Dès réception du courrier, le salarié a quinze jours pour justifier son absence ou reprendre son poste. S’il fait valoir un motif légitime (problèmes de santé, droit de grève, retrait face à un danger ou refus d’exécuter une consigne illégale), l’employeur ne pourra considérer qu’il s’agit d’une démission. À l’inverse, en l’absence de motif légitime, la démission de l’employé sera présumée.

 

Indemnisation du chômage : de nouvelles règles conformes à la loi

En décembre 2022, le Parlement adopte une loi permettant de moduler la durée des droits à l’assurance chômage selon des indicateurs conjoncturels sur l’emploi et l’état du marché du travail. Début 2023, un décret du Gouvernement met en application cette nouvelle règle : la durée d’indemnisation est réduite de 25 % par rapport aux règles antérieures, sauf si le taux de chômage augmente ou si l’état du marché du travail se détériore. Dans ce cas, le demandeur d’emploi bénéficie d’une prolongation de la durée de ses droits. Plusieurs syndicats demandent l’annulation de ce décret. Le Conseil d’État rejette leur recours.

LIGNES FOURNIES:
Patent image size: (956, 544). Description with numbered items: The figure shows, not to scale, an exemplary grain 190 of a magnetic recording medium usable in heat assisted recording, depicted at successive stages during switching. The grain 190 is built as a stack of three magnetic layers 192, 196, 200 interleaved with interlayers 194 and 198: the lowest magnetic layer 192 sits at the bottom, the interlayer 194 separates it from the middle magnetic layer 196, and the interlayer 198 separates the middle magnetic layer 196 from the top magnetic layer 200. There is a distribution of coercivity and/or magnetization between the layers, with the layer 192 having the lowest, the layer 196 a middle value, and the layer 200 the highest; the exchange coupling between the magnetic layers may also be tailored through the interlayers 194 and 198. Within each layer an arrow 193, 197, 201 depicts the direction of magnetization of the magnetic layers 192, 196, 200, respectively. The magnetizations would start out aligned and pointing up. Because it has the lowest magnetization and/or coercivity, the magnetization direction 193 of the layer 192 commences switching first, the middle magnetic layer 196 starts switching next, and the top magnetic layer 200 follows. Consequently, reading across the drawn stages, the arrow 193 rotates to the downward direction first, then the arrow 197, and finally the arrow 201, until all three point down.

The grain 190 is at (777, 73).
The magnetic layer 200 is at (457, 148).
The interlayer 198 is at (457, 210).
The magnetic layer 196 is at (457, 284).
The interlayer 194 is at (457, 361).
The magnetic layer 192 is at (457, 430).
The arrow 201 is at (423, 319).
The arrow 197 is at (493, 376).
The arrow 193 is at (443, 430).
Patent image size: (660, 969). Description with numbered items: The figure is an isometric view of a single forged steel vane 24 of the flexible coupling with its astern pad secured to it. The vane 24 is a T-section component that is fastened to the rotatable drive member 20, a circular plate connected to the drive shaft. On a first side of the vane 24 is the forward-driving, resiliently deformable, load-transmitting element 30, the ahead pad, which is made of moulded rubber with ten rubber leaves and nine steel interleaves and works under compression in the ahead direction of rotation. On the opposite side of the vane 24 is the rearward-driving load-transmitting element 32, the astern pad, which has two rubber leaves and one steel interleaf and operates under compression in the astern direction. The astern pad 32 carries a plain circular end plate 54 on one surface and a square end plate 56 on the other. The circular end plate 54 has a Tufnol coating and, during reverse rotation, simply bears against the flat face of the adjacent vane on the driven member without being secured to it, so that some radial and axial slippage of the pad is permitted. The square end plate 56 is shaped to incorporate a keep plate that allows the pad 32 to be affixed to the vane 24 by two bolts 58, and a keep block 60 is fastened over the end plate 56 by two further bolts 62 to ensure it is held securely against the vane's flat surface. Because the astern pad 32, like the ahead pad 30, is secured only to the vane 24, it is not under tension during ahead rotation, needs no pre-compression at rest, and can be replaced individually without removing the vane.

VOTRE TRAVAIL:
- A) Selon le texte, quels motifs légitimes le salarié peut-il faire valoir pour justifier son absence ? Donnez-les tous.
- B) Recopiez le passage du texte qui va de "En décembre 2022, le" à "rejette leur recours.".

RÉPONSES ATTENDUES:
- A)
- problèmes de santé
- droit de grève
- retrait face à un danger
- refus d'exécuter une consigne illégale

- B)
En décembre 2022, le Parlement adopte une loi permettant de moduler la durée des droits à l’assurance chômage selon des indicateurs conjoncturels sur l’emploi et l’état du marché du travail. Début 2023, un décret du Gouvernement met en application cette nouvelle règle : la durée d’indemnisation est réduite de 25 % par rapport aux règles antérieures, sauf si le taux de chômage augmente ou si l’état du marché du travail se détériore. Dans ce cas, le demandeur d’emploi bénéficie d’une prolongation de la durée de ses droits. Plusieurs syndicats demandent l’annulation de ce décret. Le Conseil d’État rejette leur recours.